◆ **TASK DATA**
-*-

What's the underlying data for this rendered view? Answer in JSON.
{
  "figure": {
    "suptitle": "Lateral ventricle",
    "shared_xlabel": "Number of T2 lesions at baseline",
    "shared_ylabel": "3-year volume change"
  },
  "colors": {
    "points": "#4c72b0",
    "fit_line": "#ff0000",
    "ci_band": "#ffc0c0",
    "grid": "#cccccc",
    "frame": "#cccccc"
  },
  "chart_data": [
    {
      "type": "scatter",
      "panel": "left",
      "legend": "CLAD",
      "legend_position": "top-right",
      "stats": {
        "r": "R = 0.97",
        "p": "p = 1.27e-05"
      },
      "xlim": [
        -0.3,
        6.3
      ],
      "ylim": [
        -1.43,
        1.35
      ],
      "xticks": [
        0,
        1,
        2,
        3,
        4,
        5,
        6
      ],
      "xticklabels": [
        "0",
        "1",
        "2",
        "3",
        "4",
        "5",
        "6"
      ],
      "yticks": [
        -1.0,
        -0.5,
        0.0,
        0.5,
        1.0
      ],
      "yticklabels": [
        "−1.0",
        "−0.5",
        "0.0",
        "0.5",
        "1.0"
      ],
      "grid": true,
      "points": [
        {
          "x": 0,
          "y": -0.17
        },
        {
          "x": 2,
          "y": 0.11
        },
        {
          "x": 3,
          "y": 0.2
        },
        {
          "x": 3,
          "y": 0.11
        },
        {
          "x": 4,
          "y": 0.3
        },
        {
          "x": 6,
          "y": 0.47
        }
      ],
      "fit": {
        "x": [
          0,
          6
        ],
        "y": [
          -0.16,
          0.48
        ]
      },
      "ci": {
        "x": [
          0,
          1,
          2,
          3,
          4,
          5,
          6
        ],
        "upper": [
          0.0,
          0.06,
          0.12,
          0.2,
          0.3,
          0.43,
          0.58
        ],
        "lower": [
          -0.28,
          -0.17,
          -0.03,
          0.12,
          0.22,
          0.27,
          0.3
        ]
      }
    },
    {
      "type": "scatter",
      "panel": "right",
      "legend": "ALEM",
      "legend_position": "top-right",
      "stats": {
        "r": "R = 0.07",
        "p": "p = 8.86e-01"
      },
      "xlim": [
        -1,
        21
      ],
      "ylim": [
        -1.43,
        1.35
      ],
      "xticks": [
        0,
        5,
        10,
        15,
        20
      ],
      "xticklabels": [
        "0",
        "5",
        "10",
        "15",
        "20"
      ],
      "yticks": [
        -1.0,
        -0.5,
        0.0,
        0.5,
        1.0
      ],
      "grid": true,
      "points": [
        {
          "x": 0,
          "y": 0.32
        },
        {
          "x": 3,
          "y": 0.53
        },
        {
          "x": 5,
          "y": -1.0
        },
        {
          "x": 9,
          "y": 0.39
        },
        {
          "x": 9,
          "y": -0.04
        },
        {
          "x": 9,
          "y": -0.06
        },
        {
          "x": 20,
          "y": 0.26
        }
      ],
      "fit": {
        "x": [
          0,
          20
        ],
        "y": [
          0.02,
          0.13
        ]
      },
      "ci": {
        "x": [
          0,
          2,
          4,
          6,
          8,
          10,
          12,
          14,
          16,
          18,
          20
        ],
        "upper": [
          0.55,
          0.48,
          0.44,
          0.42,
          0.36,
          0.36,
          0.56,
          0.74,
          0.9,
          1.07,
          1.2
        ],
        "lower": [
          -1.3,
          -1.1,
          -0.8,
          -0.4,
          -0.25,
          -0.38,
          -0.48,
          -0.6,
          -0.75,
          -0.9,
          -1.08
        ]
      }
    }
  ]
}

-*-

◆ **PROBLEM DETAILS**
Output the lines above verbatim and in full.

◆ **IN RESPONSE**
What's the underlying data for this rendered view? Answer in JSON.
{
  "figure": {
    "suptitle": "Lateral ventricle",
    "shared_xlabel": "Number of T2 lesions at baseline",
    "shared_ylabel": "3-year volume change"
  },
  "colors": {
    "points": "#4c72b0",
    "fit_line": "#ff0000",
    "ci_band": "#ffc0c0",
    "grid": "#cccccc",
    "frame": "#cccccc"
  },
  "chart_data": [
    {
      "type": "scatter",
      "panel": "left",
      "legend": "CLAD",
      "legend_position": "top-right",
      "stats": {
        "r": "R = 0.97",
        "p": "p = 1.27e-05"
      },
      "xlim": [
        -0.3,
        6.3
      ],
      "ylim": [
        -1.43,
        1.35
      ],
      "xticks": [
        0,
        1,
        2,
        3,
        4,
        5,
        6
      ],
      "xticklabels": [
        "0",
        "1",
        "2",
        "3",
        "4",
        "5",
        "6"
      ],
      "yticks": [
        -1.0,
        -0.5,
        0.0,
        0.5,
        1.0
      ],
      "yticklabels": [
        "−1.0",
        "−0.5",
        "0.0",
        "0.5",
        "1.0"
      ],
      "grid": true,
      "points": [
        {
          "x": 0,
          "y": -0.17
        },
        {
          "x": 2,
          "y": 0.11
        },
        {
          "x": 3,
          "y": 0.2
        },
        {
          "x": 3,
          "y": 0.11
        },
        {
          "x": 4,
          "y": 0.3
        },
        {
          "x": 6,
          "y": 0.47
        }
      ],
      "fit": {
        "x": [
          0,
          6
        ],
        "y": [
          -0.16,
          0.48
        ]
      },
      "ci": {
        "x": [
          0,
          1,
          2,
          3,
          4,
          5,
          6
        ],
        "upper": [
          0.0,
          0.06,
          0.12,
          0.2,
          0.3,
          0.43,
          0.58
        ],
        "lower": [
          -0.28,
          -0.17,
          -0.03,
          0.12,
          0.22,
          0.27,
          0.3
        ]
      }
    },
    {
      "type": "scatter",
      "panel": "right",
      "legend": "ALEM",
      "legend_position": "top-right",
      "stats": {
        "r": "R = 0.07",
        "p": "p = 8.86e-01"
      },
      "xlim": [
        -1,
        21
      ],
      "ylim": [
        -1.43,
        1.35
      ],
      "xticks": [
        0,
        5,
        10,
        15,
        20
      ],
      "xticklabels": [
        "0",
        "5",
        "10",
        "15",
        "20"
      ],
      "yticks": [
        -1.0,
        -0.5,
        0.0,
        0.5,
        1.0
      ],
      "grid": true,
      "points": [
        {
          "x": 0,
          "y": 0.32
        },
        {
          "x": 3,
          "y": 0.53
        },
        {
          "x": 5,
          "y": -1.0
        },
        {
          "x": 9,
          "y": 0.39
        },
        {
          "x": 9,
          "y": -0.04
        },
        {
          "x": 9,
          "y": -0.06
        },
        {
          "x": 20,
          "y": 0.26
        }
      ],
      "fit": {
        "x": [
          0,
          20
        ],
        "y": [
          0.02,
          0.13
        ]
      },
      "ci": {
        "x": [
          0,
          2,
          4,
          6,
          8,
          10,
          12,
          14,
          16,
          18,
          20
        ],
        "upper": [
          0.55,
          0.48,
          0.44,
          0.42,
          0.36,
          0.36,
          0.56,
          0.74,
          0.9,
          1.07,
          1.2
        ],
        "lower": [
          -1.3,
          -1.1,
          -0.8,
          -0.4,
          -0.25,
          -0.38,
          -0.48,
          -0.6,
          -0.75,
          -0.9,
          -1.08
        ]
      }
    }
  ]
}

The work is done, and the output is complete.